++++ Stored data ++++

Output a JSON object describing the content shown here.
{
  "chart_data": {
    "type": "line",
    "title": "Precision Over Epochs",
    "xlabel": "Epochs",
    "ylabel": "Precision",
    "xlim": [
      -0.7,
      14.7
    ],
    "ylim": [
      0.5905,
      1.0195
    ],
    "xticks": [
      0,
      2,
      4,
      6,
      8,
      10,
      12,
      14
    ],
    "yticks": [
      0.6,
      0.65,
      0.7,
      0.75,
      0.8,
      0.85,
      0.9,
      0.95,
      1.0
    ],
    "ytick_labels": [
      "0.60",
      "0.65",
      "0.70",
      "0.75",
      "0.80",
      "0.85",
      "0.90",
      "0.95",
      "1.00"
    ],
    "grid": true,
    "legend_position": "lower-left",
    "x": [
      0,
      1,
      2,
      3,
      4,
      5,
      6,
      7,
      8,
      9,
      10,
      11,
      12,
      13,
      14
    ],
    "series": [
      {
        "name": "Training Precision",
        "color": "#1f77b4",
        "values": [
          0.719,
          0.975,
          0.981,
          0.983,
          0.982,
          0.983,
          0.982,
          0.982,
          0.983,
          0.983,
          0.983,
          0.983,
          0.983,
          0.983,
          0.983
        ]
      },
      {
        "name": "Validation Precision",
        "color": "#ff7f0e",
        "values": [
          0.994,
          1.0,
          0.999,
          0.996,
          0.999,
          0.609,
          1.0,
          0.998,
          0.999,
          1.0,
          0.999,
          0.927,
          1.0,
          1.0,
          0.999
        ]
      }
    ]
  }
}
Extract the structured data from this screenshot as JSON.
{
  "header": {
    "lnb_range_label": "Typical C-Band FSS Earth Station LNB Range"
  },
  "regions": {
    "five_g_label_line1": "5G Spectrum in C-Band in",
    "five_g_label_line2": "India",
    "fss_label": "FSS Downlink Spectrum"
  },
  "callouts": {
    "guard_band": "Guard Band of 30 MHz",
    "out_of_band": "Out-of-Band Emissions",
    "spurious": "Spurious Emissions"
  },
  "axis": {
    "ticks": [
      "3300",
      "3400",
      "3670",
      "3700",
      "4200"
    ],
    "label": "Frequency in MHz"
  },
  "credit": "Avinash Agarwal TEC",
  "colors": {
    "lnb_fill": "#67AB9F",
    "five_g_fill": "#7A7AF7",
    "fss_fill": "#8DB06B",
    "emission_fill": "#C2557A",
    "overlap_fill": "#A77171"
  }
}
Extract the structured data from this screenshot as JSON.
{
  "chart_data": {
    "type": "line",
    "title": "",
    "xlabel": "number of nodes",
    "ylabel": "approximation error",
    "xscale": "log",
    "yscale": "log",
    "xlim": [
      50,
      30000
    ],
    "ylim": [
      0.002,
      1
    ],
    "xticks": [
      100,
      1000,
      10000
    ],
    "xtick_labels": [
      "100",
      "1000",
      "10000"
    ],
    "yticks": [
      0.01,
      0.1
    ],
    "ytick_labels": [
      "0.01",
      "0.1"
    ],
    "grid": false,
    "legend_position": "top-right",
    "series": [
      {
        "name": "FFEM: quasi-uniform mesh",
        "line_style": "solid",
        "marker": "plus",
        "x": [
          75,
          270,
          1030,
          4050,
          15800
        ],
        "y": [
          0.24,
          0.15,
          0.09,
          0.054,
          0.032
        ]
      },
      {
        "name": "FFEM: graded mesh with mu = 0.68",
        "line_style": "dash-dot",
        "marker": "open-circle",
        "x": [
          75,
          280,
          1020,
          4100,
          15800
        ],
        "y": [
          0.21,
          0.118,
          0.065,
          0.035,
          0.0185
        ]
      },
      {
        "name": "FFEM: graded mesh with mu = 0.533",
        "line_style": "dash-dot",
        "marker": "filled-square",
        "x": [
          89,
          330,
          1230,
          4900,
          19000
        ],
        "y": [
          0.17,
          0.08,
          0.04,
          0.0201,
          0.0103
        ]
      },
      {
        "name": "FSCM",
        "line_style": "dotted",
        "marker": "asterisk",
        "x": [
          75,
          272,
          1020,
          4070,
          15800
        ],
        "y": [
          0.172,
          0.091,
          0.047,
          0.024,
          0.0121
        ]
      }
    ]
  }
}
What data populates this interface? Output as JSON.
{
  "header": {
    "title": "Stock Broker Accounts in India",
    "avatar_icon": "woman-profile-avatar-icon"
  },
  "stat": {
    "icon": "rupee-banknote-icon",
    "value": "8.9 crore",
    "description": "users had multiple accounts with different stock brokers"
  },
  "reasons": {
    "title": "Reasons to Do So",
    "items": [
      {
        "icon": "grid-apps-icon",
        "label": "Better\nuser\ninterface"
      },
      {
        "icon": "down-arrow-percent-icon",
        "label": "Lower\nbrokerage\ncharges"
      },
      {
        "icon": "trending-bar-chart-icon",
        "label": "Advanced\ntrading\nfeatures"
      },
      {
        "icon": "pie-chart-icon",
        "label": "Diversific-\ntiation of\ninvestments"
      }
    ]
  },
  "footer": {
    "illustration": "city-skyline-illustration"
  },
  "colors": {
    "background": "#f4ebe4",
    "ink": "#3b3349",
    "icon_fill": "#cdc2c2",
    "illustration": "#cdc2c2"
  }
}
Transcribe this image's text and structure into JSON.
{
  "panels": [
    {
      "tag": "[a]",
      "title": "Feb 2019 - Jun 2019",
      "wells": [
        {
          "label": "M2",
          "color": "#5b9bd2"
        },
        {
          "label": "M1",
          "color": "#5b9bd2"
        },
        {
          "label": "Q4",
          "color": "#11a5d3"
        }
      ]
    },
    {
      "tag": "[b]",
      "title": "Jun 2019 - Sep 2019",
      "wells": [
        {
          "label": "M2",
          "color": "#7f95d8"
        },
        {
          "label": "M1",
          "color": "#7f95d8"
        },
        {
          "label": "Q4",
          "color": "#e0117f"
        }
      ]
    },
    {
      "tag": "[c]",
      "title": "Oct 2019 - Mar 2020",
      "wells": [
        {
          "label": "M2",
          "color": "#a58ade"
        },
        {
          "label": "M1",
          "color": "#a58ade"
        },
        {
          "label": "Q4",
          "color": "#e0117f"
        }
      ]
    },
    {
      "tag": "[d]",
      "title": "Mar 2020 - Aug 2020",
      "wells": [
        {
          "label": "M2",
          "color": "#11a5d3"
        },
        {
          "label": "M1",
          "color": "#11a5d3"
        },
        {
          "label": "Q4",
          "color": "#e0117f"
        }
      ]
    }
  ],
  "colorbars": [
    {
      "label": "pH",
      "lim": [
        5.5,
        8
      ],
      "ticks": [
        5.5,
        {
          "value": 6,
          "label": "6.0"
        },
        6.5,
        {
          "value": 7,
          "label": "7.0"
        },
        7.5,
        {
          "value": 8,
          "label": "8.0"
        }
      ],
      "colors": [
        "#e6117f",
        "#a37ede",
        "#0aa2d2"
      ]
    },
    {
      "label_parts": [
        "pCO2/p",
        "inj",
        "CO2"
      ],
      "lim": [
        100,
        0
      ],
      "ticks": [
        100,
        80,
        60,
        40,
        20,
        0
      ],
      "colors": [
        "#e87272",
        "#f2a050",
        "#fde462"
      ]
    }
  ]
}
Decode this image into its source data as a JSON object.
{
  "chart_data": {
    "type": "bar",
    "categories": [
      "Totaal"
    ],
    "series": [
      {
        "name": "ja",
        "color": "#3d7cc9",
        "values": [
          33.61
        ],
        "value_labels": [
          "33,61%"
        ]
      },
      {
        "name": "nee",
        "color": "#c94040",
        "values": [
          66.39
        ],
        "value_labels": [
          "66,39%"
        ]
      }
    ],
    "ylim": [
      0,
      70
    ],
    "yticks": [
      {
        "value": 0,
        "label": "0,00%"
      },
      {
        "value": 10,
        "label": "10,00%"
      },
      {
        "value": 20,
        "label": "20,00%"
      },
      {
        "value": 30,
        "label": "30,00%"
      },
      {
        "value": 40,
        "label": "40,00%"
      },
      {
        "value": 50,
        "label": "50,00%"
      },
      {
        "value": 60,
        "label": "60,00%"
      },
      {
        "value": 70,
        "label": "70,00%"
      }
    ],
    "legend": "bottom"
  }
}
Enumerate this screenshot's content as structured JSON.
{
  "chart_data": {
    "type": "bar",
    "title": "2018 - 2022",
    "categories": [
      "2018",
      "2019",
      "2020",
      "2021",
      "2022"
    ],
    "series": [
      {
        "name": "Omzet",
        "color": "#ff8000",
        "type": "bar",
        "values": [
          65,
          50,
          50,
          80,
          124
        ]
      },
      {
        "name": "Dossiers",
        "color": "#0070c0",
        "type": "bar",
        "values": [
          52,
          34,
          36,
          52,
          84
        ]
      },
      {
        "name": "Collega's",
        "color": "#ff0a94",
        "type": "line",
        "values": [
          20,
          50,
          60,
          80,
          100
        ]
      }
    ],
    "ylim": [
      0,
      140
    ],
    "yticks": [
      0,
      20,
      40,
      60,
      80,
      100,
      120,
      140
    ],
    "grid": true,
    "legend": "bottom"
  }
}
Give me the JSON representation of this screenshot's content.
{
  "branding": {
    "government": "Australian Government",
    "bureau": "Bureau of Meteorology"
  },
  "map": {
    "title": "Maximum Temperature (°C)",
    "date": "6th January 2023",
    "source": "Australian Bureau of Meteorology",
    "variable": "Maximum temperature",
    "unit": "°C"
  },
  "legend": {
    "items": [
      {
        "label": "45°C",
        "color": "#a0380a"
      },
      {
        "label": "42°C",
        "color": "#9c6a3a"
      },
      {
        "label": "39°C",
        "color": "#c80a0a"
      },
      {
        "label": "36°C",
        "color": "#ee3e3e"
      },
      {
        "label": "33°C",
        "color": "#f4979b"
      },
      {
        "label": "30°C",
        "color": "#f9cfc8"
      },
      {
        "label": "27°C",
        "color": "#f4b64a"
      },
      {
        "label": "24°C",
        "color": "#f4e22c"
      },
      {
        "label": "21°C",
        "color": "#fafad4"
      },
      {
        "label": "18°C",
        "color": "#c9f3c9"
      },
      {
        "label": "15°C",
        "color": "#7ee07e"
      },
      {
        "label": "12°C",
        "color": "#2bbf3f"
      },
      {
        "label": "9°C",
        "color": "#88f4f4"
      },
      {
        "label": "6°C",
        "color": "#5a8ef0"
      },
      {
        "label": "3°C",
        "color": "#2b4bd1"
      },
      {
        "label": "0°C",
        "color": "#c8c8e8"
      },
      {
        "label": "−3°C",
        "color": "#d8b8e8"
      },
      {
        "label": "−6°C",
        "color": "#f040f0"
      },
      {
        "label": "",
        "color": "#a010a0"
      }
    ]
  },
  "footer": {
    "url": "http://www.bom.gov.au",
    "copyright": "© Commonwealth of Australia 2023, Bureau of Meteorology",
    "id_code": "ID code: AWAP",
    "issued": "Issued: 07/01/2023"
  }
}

++++

◆ **Short problem**
Search the data above for the string "source" and return every line that has it.

◆ **Answer for this exercise**
Decode this image into its source data as a JSON object.
    "source": "Australian Bureau of Meteorology",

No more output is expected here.